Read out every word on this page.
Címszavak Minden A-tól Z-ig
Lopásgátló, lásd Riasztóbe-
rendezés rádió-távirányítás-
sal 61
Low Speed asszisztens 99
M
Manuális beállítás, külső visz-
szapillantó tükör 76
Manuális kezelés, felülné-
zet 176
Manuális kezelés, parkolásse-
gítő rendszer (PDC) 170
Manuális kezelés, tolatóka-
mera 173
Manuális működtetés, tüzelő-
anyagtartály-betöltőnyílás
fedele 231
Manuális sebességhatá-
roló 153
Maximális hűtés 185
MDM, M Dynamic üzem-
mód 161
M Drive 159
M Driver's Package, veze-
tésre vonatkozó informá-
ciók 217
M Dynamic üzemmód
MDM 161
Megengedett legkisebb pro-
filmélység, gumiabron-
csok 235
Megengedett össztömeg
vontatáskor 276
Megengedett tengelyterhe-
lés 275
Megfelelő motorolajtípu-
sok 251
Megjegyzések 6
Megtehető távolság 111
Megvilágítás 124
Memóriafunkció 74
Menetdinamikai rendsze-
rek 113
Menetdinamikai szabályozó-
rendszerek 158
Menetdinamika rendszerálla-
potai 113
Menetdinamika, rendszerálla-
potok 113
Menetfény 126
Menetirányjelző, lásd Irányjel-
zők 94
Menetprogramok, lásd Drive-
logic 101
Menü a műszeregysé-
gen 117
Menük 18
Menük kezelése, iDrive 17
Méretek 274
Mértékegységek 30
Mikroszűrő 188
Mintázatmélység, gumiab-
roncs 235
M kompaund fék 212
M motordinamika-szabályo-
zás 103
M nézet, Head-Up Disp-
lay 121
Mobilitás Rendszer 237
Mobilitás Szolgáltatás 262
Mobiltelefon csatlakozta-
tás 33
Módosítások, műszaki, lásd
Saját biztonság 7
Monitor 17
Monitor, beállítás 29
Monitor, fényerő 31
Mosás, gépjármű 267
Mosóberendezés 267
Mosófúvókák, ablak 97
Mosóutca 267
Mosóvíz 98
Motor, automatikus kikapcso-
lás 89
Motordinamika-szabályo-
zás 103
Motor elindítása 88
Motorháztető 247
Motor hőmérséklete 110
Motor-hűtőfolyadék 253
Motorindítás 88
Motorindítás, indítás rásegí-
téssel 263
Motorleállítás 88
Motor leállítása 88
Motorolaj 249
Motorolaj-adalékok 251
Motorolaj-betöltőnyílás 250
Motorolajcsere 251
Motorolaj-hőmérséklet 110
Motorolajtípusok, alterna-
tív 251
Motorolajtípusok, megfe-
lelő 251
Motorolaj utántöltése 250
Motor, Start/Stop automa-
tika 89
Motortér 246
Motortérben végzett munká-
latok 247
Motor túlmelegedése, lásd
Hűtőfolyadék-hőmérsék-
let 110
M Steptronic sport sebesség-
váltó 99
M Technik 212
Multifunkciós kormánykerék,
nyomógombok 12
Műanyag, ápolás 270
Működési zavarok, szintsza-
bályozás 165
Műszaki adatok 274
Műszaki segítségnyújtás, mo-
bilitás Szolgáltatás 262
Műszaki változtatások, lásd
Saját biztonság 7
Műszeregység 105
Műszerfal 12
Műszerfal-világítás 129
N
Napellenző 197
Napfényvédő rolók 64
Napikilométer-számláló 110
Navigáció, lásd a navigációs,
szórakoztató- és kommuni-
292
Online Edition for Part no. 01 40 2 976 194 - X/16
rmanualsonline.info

☆ ☆ ☆ ☆

_Exercise details_: Transcribe all of the lines in the records precisely.

_Task output_:
Read out every word on this page.
Címszavak Minden A-tól Z-ig
Lopásgátló, lásd Riasztóbe-
rendezés rádió-távirányítás-
sal 61
Low Speed asszisztens 99
M
Manuális beállítás, külső visz-
szapillantó tükör 76
Manuális kezelés, felülné-
zet 176
Manuális kezelés, parkolásse-
gítő rendszer (PDC) 170
Manuális kezelés, tolatóka-
mera 173
Manuális működtetés, tüzelő-
anyagtartály-betöltőnyílás
fedele 231
Manuális sebességhatá-
roló 153
Maximális hűtés 185
MDM, M Dynamic üzem-
mód 161
M Drive 159
M Driver's Package, veze-
tésre vonatkozó informá-
ciók 217
M Dynamic üzemmód
MDM 161
Megengedett legkisebb pro-
filmélység, gumiabron-
csok 235
Megengedett össztömeg
vontatáskor 276
Megengedett tengelyterhe-
lés 275
Megfelelő motorolajtípu-
sok 251
Megjegyzések 6
Megtehető távolság 111
Megvilágítás 124
Memóriafunkció 74
Menetdinamikai rendsze-
rek 113
Menetdinamikai szabályozó-
rendszerek 158
Menetdinamika rendszerálla-
potai 113
Menetdinamika, rendszerálla-
potok 113
Menetfény 126
Menetirányjelző, lásd Irányjel-
zők 94
Menetprogramok, lásd Drive-
logic 101
Menü a műszeregysé-
gen 117
Menük 18
Menük kezelése, iDrive 17
Méretek 274
Mértékegységek 30
Mikroszűrő 188
Mintázatmélység, gumiab-
roncs 235
M kompaund fék 212
M motordinamika-szabályo-
zás 103
M nézet, Head-Up Disp-
lay 121
Mobilitás Rendszer 237
Mobilitás Szolgáltatás 262
Mobiltelefon csatlakozta-
tás 33
Módosítások, műszaki, lásd
Saját biztonság 7
Monitor 17
Monitor, beállítás 29
Monitor, fényerő 31
Mosás, gépjármű 267
Mosóberendezés 267
Mosófúvókák, ablak 97
Mosóutca 267
Mosóvíz 98
Motor, automatikus kikapcso-
lás 89
Motordinamika-szabályo-
zás 103
Motor elindítása 88
Motorháztető 247
Motor hőmérséklete 110
Motor-hűtőfolyadék 253
Motorindítás 88
Motorindítás, indítás rásegí-
téssel 263
Motorleállítás 88
Motor leállítása 88
Motorolaj 249
Motorolaj-adalékok 251
Motorolaj-betöltőnyílás 250
Motorolajcsere 251
Motorolaj-hőmérséklet 110
Motorolajtípusok, alterna-
tív 251
Motorolajtípusok, megfe-
lelő 251
Motorolaj utántöltése 250
Motor, Start/Stop automa-
tika 89
Motortér 246
Motortérben végzett munká-
latok 247
Motor túlmelegedése, lásd
Hűtőfolyadék-hőmérsék-
let 110
M Steptronic sport sebesség-
váltó 99
M Technik 212
Multifunkciós kormánykerék,
nyomógombok 12
Műanyag, ápolás 270
Működési zavarok, szintsza-
bályozás 165
Műszaki adatok 274
Műszaki segítségnyújtás, mo-
bilitás Szolgáltatás 262
Műszaki változtatások, lásd
Saját biztonság 7
Műszeregység 105
Műszerfal 12
Műszerfal-világítás 129
N
Napellenző 197
Napfényvédő rolók 64
Napikilométer-számláló 110
Navigáció, lásd a navigációs,
szórakoztató- és kommuni-
292
Online Edition for Part no. 01 40 2 976 194 - X/16
rmanualsonline.info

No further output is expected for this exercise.